* _Request_
Transcribe every entry word for word, leaving out all images.

* _Given entries_
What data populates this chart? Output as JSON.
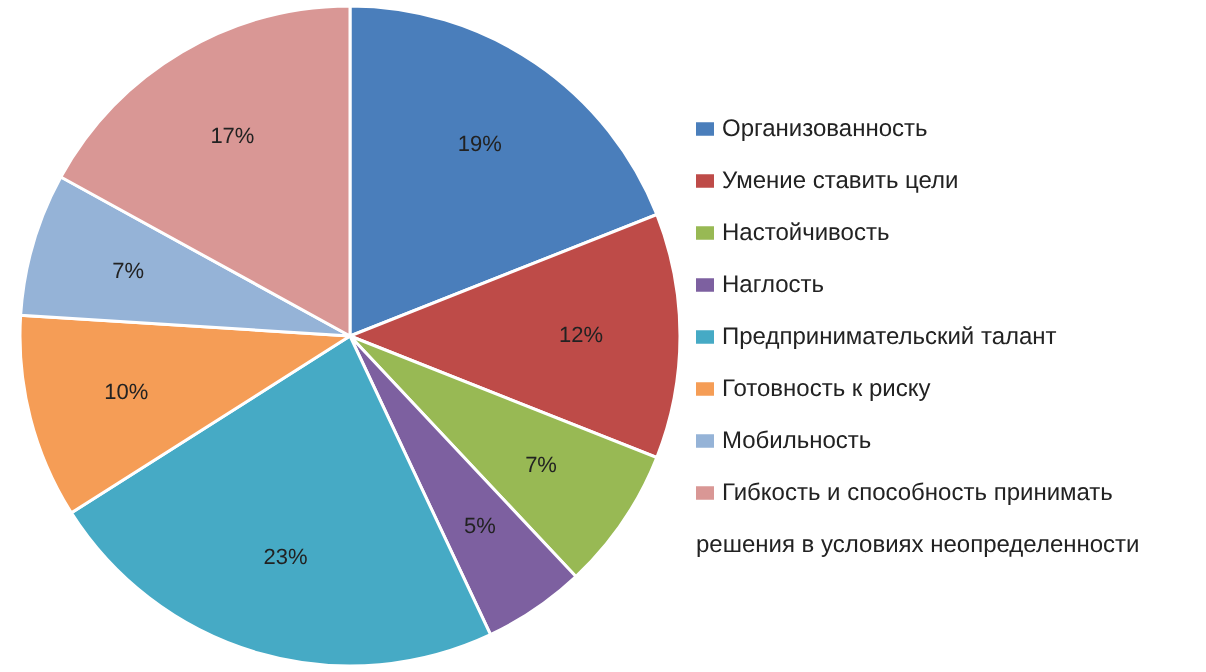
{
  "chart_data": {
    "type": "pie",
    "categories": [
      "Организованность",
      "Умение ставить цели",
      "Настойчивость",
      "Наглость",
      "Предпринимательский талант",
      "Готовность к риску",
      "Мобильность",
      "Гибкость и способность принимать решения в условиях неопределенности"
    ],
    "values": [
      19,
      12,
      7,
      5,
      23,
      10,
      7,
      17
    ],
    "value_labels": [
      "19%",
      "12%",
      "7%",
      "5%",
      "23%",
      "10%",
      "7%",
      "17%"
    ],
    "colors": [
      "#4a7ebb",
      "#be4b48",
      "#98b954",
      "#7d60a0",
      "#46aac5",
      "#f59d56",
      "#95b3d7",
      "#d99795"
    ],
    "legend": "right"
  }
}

* _Task solution_
What data populates this chart? Output as JSON.
{
  "chart_data": {
    "type": "pie",
    "categories": [
      "Организованность",
      "Умение ставить цели",
      "Настойчивость",
      "Наглость",
      "Предпринимательский талант",
      "Готовность к риску",
      "Мобильность",
      "Гибкость и способность принимать решения в условиях неопределенности"
    ],
    "values": [
      19,
      12,
      7,
      5,
      23,
      10,
      7,
      17
    ],
    "value_labels": [
      "19%",
      "12%",
      "7%",
      "5%",
      "23%",
      "10%",
      "7%",
      "17%"
    ],
    "colors": [
      "#4a7ebb",
      "#be4b48",
      "#98b954",
      "#7d60a0",
      "#46aac5",
      "#f59d56",
      "#95b3d7",
      "#d99795"
    ],
    "legend": "right"
  }
}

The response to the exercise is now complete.